*Short task*. In the entries below, find every line holding the string "this" and collect it.
Start of Source data
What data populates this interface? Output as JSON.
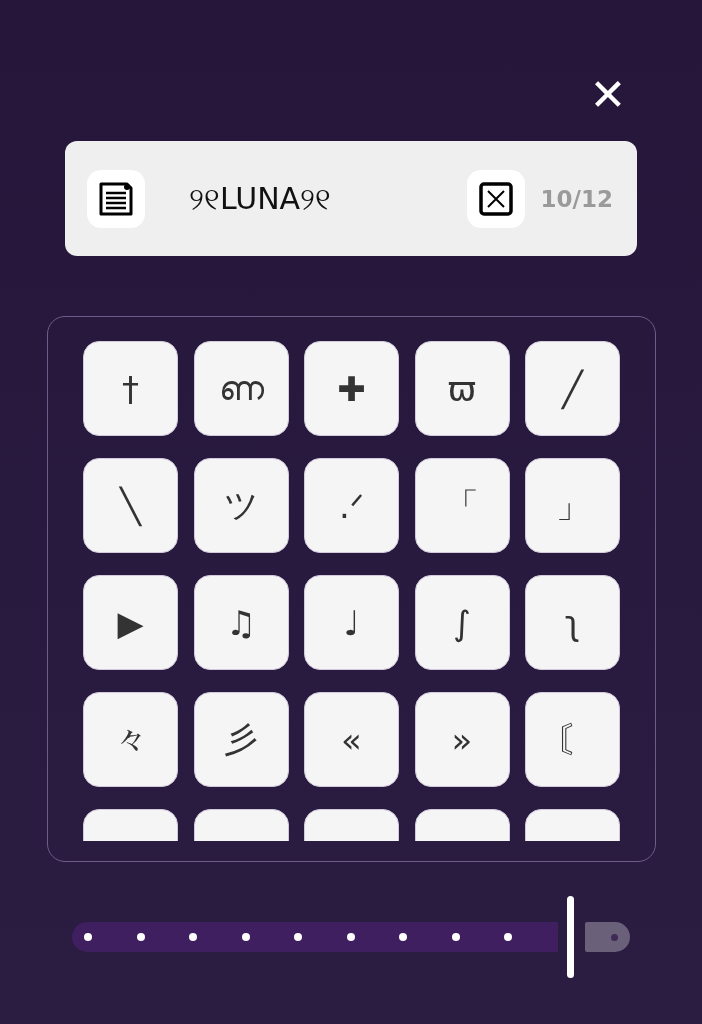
{
  "close_button": {
    "label": "✕"
  },
  "field": {
    "value": "୨୧LUNA୨୧",
    "count": "10/12"
  },
  "keys": [
    {
      "label": "†"
    },
    {
      "label": "ണ"
    },
    {
      "label": "✚"
    },
    {
      "label": "ϖ"
    },
    {
      "label": "╱"
    },
    {
      "label": "╲"
    },
    {
      "label": "ツ"
    },
    {
      "label": ".ᐟ"
    },
    {
      "label": "「"
    },
    {
      "label": "」"
    },
    {
      "label": "▶"
    },
    {
      "label": "♫"
    },
    {
      "label": "♩"
    },
    {
      "label": "∫"
    },
    {
      "label": "ʅ"
    },
    {
      "label": "々"
    },
    {
      "label": "彡"
    },
    {
      "label": "«"
    },
    {
      "label": "»"
    },
    {
      "label": "〘"
    },
    {
      "kind": "cut_off"
    },
    {
      "kind": "cut_off"
    },
    {
      "kind": "cut_off"
    },
    {
      "kind": "cut_off"
    },
    {
      "kind": "cut_off"
    }
  ],
  "slider": {
    "level": 0.9
  }
}
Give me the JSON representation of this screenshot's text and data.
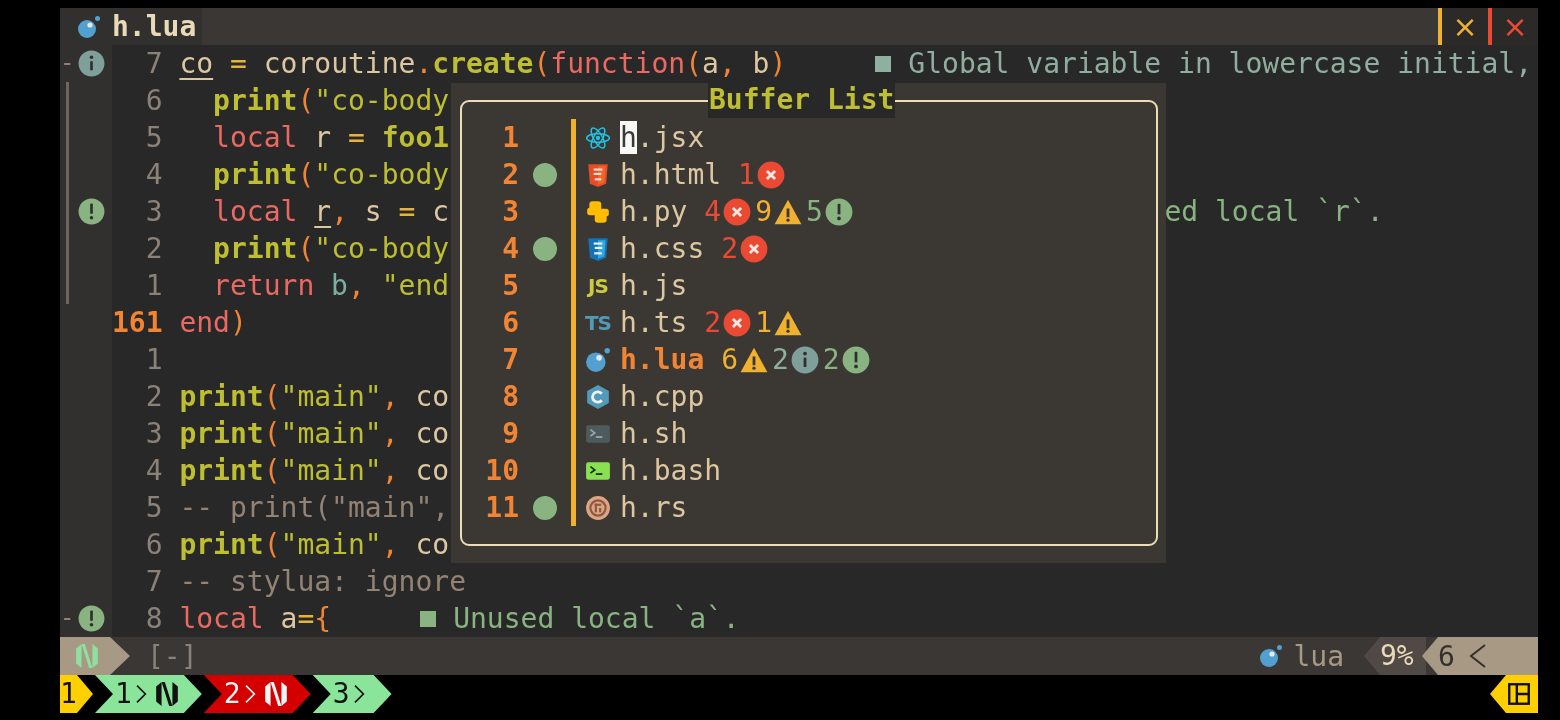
End of Source data
*Reply*.
What data populates this interface? Output as JSON.
Give me the JSON representation of this screenshot's text and data.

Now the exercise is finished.